Stored dataset items

- - -

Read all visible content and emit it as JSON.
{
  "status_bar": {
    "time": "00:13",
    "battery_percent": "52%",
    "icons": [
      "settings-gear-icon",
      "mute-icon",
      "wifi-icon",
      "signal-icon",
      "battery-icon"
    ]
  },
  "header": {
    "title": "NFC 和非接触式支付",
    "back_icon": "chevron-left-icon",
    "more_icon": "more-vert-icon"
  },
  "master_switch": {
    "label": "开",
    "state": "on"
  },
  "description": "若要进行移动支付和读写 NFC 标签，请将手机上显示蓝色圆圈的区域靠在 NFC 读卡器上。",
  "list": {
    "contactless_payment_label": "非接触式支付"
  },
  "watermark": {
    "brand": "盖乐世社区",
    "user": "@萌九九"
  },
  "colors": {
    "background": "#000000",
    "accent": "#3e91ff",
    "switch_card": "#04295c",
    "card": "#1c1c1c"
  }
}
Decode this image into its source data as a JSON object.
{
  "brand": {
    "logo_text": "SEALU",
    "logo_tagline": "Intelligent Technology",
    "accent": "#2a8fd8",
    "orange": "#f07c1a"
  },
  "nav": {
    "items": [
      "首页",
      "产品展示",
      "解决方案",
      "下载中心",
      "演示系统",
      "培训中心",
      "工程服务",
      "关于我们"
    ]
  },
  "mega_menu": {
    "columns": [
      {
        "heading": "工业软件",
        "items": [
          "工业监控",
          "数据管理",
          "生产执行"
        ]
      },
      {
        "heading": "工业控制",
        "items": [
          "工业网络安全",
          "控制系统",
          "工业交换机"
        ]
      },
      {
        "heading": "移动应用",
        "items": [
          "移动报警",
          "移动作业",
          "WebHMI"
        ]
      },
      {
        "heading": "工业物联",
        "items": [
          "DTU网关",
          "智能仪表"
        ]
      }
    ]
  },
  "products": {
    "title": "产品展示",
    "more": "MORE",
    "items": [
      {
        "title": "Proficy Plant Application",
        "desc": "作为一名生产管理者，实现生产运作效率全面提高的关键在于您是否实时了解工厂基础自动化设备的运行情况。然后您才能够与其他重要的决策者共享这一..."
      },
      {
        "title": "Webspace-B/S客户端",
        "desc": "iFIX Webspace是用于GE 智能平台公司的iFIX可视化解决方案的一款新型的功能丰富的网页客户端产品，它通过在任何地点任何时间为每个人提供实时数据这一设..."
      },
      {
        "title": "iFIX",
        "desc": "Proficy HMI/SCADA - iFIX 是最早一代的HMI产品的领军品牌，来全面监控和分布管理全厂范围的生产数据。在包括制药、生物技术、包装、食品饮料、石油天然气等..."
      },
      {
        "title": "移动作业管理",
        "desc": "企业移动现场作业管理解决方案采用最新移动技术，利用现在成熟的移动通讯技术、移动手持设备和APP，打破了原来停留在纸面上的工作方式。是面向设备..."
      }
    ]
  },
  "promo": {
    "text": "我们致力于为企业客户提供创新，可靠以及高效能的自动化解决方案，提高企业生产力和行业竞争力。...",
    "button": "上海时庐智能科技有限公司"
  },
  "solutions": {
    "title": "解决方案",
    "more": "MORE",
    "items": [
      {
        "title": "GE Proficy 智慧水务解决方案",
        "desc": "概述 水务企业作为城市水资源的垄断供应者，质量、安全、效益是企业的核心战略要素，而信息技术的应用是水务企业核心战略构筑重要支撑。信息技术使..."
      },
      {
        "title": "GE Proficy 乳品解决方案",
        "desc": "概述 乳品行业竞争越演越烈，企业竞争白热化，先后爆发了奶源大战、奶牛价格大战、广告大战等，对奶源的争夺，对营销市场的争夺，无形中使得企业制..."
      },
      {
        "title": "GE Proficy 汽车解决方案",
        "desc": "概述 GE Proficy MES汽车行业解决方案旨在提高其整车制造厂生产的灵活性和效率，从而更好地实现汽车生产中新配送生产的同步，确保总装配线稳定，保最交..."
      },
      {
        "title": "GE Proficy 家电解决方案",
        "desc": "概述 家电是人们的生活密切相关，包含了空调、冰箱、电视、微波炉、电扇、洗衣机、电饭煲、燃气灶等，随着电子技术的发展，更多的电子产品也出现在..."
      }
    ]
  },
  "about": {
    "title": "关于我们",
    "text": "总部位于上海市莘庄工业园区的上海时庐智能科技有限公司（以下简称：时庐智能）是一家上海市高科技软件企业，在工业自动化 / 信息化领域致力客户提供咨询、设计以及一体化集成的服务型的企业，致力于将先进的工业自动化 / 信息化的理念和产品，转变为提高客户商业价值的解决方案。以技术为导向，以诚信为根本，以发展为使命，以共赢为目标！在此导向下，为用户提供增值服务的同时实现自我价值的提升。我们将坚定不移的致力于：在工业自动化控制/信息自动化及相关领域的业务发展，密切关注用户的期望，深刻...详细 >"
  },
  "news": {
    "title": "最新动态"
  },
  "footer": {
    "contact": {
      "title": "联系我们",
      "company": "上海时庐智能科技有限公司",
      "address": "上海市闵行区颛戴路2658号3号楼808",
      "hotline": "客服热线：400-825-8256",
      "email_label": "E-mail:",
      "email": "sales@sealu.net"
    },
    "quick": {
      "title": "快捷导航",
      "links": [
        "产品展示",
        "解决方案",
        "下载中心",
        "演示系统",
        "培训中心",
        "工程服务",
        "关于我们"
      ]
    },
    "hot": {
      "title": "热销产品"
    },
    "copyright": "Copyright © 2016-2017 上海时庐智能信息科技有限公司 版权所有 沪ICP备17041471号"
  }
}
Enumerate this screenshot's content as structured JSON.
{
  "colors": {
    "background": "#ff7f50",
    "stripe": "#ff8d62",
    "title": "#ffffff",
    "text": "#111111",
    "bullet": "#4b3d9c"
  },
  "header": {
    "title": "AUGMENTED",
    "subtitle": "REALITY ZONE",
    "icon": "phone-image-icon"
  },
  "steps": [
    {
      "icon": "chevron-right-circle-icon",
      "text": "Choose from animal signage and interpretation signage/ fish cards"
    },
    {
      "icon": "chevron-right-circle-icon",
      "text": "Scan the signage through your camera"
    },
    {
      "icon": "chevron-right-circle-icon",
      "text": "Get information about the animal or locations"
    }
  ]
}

- - -

Given task:
Every line of the listing that holds "image" is to be counted; give only the resulting number.

Result of this exercise:
2